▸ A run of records
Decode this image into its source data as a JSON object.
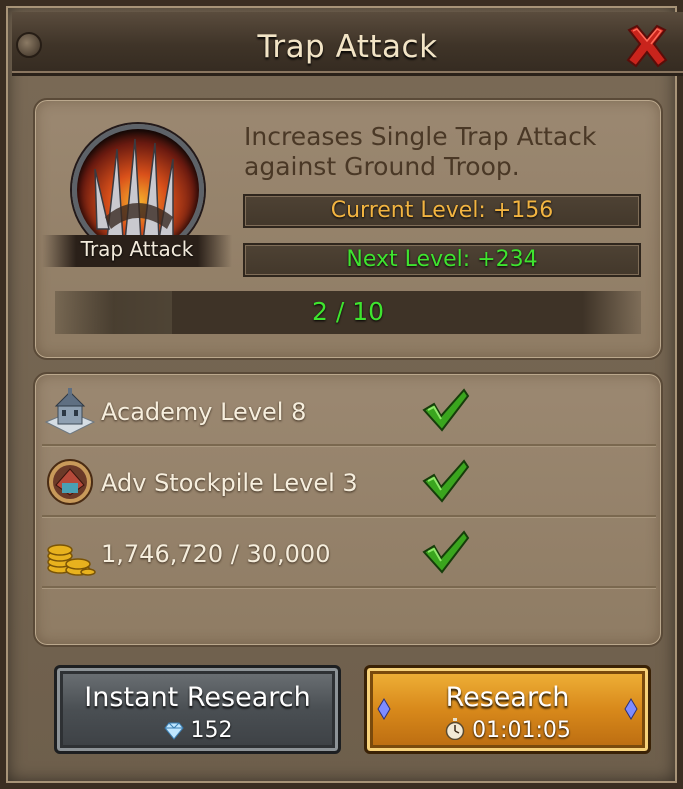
{
  "dialog": {
    "title": "Trap Attack"
  },
  "skill": {
    "name": "Trap Attack",
    "description": "Increases Single Trap Attack against Ground Troop.",
    "current_level": "Current Level: +156",
    "next_level": "Next Level: +234",
    "progress_text": "2 / 10",
    "progress_fraction": 0.2
  },
  "requirements": [
    {
      "icon": "academy-icon",
      "label": "Academy Level 8",
      "met": true
    },
    {
      "icon": "adv-stockpile-icon",
      "label": "Adv Stockpile Level 3",
      "met": true
    },
    {
      "icon": "gold-coins-icon",
      "label": "1,746,720 / 30,000",
      "met": true
    }
  ],
  "buttons": {
    "instant": {
      "label": "Instant Research",
      "cost": "152",
      "icon": "gem-icon"
    },
    "research": {
      "label": "Research",
      "time": "01:01:05",
      "icon": "stopwatch-icon"
    }
  },
  "colors": {
    "current_level": "#f2b441",
    "next_level": "#3fe42f",
    "progress_text": "#3fe42f"
  }
}
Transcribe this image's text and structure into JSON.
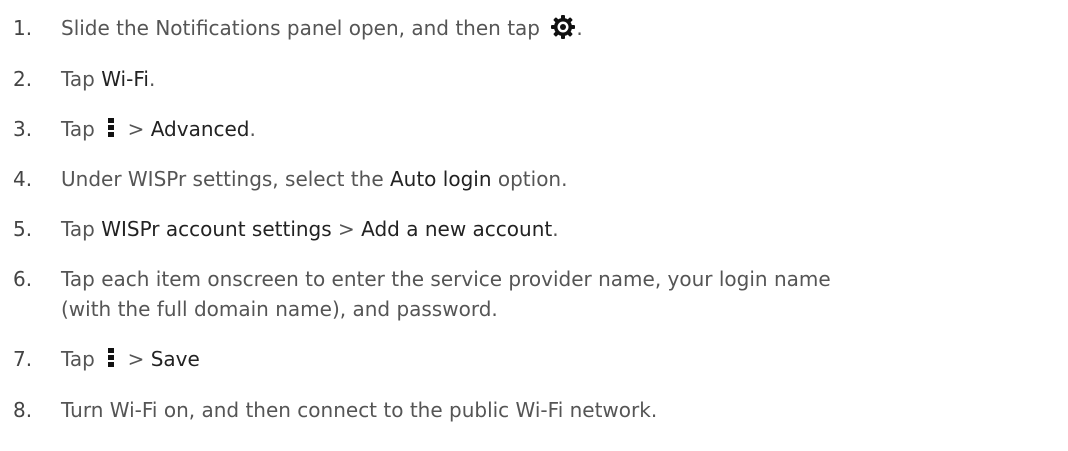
{
  "steps": [
    {
      "number": "1.",
      "pre": "Slide the Notifications panel open, and then tap ",
      "icon": "gear-icon",
      "post": "."
    },
    {
      "number": "2.",
      "pre": "Tap ",
      "bold": "Wi-Fi",
      "post": "."
    },
    {
      "number": "3.",
      "pre": "Tap ",
      "icon": "overflow-menu-icon",
      "mid": " > ",
      "bold": "Advanced",
      "post": "."
    },
    {
      "number": "4.",
      "pre": "Under WISPr settings, select the ",
      "bold": "Auto login",
      "post": " option."
    },
    {
      "number": "5.",
      "pre": "Tap ",
      "bold": "WISPr account settings",
      "mid": " > ",
      "bold2": "Add a new account",
      "post": "."
    },
    {
      "number": "6.",
      "line1": "Tap each item onscreen to enter the service provider name, your login name",
      "line2": "(with the full domain name), and password."
    },
    {
      "number": "7.",
      "pre": "Tap ",
      "icon": "overflow-menu-icon",
      "mid": " > ",
      "bold": "Save"
    },
    {
      "number": "8.",
      "pre": "Turn Wi-Fi on, and then connect to the public Wi-Fi network."
    }
  ],
  "colors": {
    "text": "#555555",
    "emphasis": "#222222",
    "icon": "#111111"
  }
}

▸ The problem
Restate the data above word for word. Skip every picture.

▸ Expected output
Decode this image into its source data as a JSON object.
{
  "dialog": {
    "title": "Trap Attack"
  },
  "skill": {
    "name": "Trap Attack",
    "description": "Increases Single Trap Attack against Ground Troop.",
    "current_level": "Current Level: +156",
    "next_level": "Next Level: +234",
    "progress_text": "2 / 10",
    "progress_fraction": 0.2
  },
  "requirements": [
    {
      "icon": "academy-icon",
      "label": "Academy Level 8",
      "met": true
    },
    {
      "icon": "adv-stockpile-icon",
      "label": "Adv Stockpile Level 3",
      "met": true
    },
    {
      "icon": "gold-coins-icon",
      "label": "1,746,720 / 30,000",
      "met": true
    }
  ],
  "buttons": {
    "instant": {
      "label": "Instant Research",
      "cost": "152",
      "icon": "gem-icon"
    },
    "research": {
      "label": "Research",
      "time": "01:01:05",
      "icon": "stopwatch-icon"
    }
  },
  "colors": {
    "current_level": "#f2b441",
    "next_level": "#3fe42f",
    "progress_text": "#3fe42f"
  }
}
Transcribe this image's text and structure into JSON.
{
  "steps": [
    {
      "number": "1.",
      "pre": "Slide the Notifications panel open, and then tap ",
      "icon": "gear-icon",
      "post": "."
    },
    {
      "number": "2.",
      "pre": "Tap ",
      "bold": "Wi-Fi",
      "post": "."
    },
    {
      "number": "3.",
      "pre": "Tap ",
      "icon": "overflow-menu-icon",
      "mid": " > ",
      "bold": "Advanced",
      "post": "."
    },
    {
      "number": "4.",
      "pre": "Under WISPr settings, select the ",
      "bold": "Auto login",
      "post": " option."
    },
    {
      "number": "5.",
      "pre": "Tap ",
      "bold": "WISPr account settings",
      "mid": " > ",
      "bold2": "Add a new account",
      "post": "."
    },
    {
      "number": "6.",
      "line1": "Tap each item onscreen to enter the service provider name, your login name",
      "line2": "(with the full domain name), and password."
    },
    {
      "number": "7.",
      "pre": "Tap ",
      "icon": "overflow-menu-icon",
      "mid": " > ",
      "bold": "Save"
    },
    {
      "number": "8.",
      "pre": "Turn Wi-Fi on, and then connect to the public Wi-Fi network."
    }
  ],
  "colors": {
    "text": "#555555",
    "emphasis": "#222222",
    "icon": "#111111"
  }
}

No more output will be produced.